* **Stored data entries**

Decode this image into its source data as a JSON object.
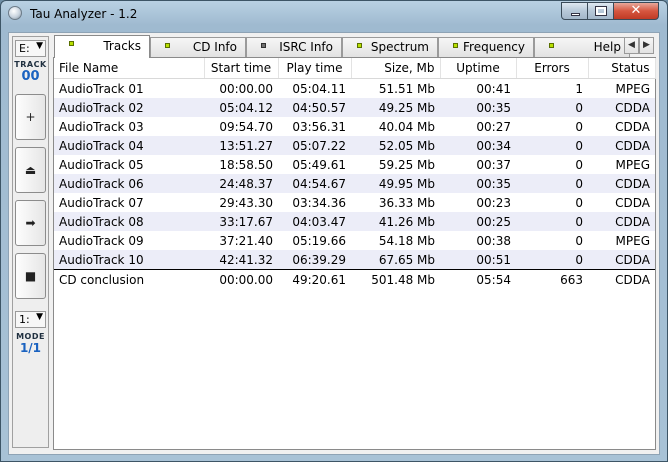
{
  "window": {
    "title": "Tau Analyzer - 1.2"
  },
  "left_panel": {
    "drive_value": "E:",
    "track_label": "TRACK",
    "track_number": "00",
    "buttons": [
      {
        "name": "add-button",
        "glyph": "+"
      },
      {
        "name": "eject-button",
        "glyph": "⏏"
      },
      {
        "name": "forward-button",
        "glyph": "➡"
      },
      {
        "name": "stop-button",
        "glyph": "■"
      }
    ],
    "mode_value": "1:",
    "mode_label": "MODE",
    "mode_number": "1/1"
  },
  "tabs": [
    {
      "label": "Tracks",
      "led": "green",
      "active": true
    },
    {
      "label": "CD Info",
      "led": "green"
    },
    {
      "label": "ISRC Info",
      "led": "gray"
    },
    {
      "label": "Spectrum",
      "led": "green"
    },
    {
      "label": "Frequency",
      "led": "green"
    },
    {
      "label": "Help",
      "led": "green"
    }
  ],
  "table": {
    "columns": [
      "File Name",
      "Start time",
      "Play time",
      "Size, Mb",
      "Uptime",
      "Errors",
      "Status"
    ],
    "rows": [
      [
        "AudioTrack 01",
        "00:00.00",
        "05:04.11",
        "51.51 Mb",
        "00:41",
        "1",
        "MPEG"
      ],
      [
        "AudioTrack 02",
        "05:04.12",
        "04:50.57",
        "49.25 Mb",
        "00:35",
        "0",
        "CDDA"
      ],
      [
        "AudioTrack 03",
        "09:54.70",
        "03:56.31",
        "40.04 Mb",
        "00:27",
        "0",
        "CDDA"
      ],
      [
        "AudioTrack 04",
        "13:51.27",
        "05:07.22",
        "52.05 Mb",
        "00:34",
        "0",
        "CDDA"
      ],
      [
        "AudioTrack 05",
        "18:58.50",
        "05:49.61",
        "59.25 Mb",
        "00:37",
        "0",
        "MPEG"
      ],
      [
        "AudioTrack 06",
        "24:48.37",
        "04:54.67",
        "49.95 Mb",
        "00:35",
        "0",
        "CDDA"
      ],
      [
        "AudioTrack 07",
        "29:43.30",
        "03:34.36",
        "36.33 Mb",
        "00:23",
        "0",
        "CDDA"
      ],
      [
        "AudioTrack 08",
        "33:17.67",
        "04:03.47",
        "41.26 Mb",
        "00:25",
        "0",
        "CDDA"
      ],
      [
        "AudioTrack 09",
        "37:21.40",
        "05:19.66",
        "54.18 Mb",
        "00:38",
        "0",
        "MPEG"
      ],
      [
        "AudioTrack 10",
        "42:41.32",
        "06:39.29",
        "67.65 Mb",
        "00:51",
        "0",
        "CDDA"
      ]
    ],
    "conclusion": [
      "CD conclusion",
      "00:00.00",
      "49:20.61",
      "501.48 Mb",
      "05:54",
      "663",
      "CDDA"
    ]
  }
}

* **Given task**
Leave out the pictures and retype every line above exactly.

* **Solution**
Decode this image into its source data as a JSON object.
{
  "window": {
    "title": "Tau Analyzer - 1.2"
  },
  "left_panel": {
    "drive_value": "E:",
    "track_label": "TRACK",
    "track_number": "00",
    "buttons": [
      {
        "name": "add-button",
        "glyph": "+"
      },
      {
        "name": "eject-button",
        "glyph": "⏏"
      },
      {
        "name": "forward-button",
        "glyph": "➡"
      },
      {
        "name": "stop-button",
        "glyph": "■"
      }
    ],
    "mode_value": "1:",
    "mode_label": "MODE",
    "mode_number": "1/1"
  },
  "tabs": [
    {
      "label": "Tracks",
      "led": "green",
      "active": true
    },
    {
      "label": "CD Info",
      "led": "green"
    },
    {
      "label": "ISRC Info",
      "led": "gray"
    },
    {
      "label": "Spectrum",
      "led": "green"
    },
    {
      "label": "Frequency",
      "led": "green"
    },
    {
      "label": "Help",
      "led": "green"
    }
  ],
  "table": {
    "columns": [
      "File Name",
      "Start time",
      "Play time",
      "Size, Mb",
      "Uptime",
      "Errors",
      "Status"
    ],
    "rows": [
      [
        "AudioTrack 01",
        "00:00.00",
        "05:04.11",
        "51.51 Mb",
        "00:41",
        "1",
        "MPEG"
      ],
      [
        "AudioTrack 02",
        "05:04.12",
        "04:50.57",
        "49.25 Mb",
        "00:35",
        "0",
        "CDDA"
      ],
      [
        "AudioTrack 03",
        "09:54.70",
        "03:56.31",
        "40.04 Mb",
        "00:27",
        "0",
        "CDDA"
      ],
      [
        "AudioTrack 04",
        "13:51.27",
        "05:07.22",
        "52.05 Mb",
        "00:34",
        "0",
        "CDDA"
      ],
      [
        "AudioTrack 05",
        "18:58.50",
        "05:49.61",
        "59.25 Mb",
        "00:37",
        "0",
        "MPEG"
      ],
      [
        "AudioTrack 06",
        "24:48.37",
        "04:54.67",
        "49.95 Mb",
        "00:35",
        "0",
        "CDDA"
      ],
      [
        "AudioTrack 07",
        "29:43.30",
        "03:34.36",
        "36.33 Mb",
        "00:23",
        "0",
        "CDDA"
      ],
      [
        "AudioTrack 08",
        "33:17.67",
        "04:03.47",
        "41.26 Mb",
        "00:25",
        "0",
        "CDDA"
      ],
      [
        "AudioTrack 09",
        "37:21.40",
        "05:19.66",
        "54.18 Mb",
        "00:38",
        "0",
        "MPEG"
      ],
      [
        "AudioTrack 10",
        "42:41.32",
        "06:39.29",
        "67.65 Mb",
        "00:51",
        "0",
        "CDDA"
      ]
    ],
    "conclusion": [
      "CD conclusion",
      "00:00.00",
      "49:20.61",
      "501.48 Mb",
      "05:54",
      "663",
      "CDDA"
    ]
  }
}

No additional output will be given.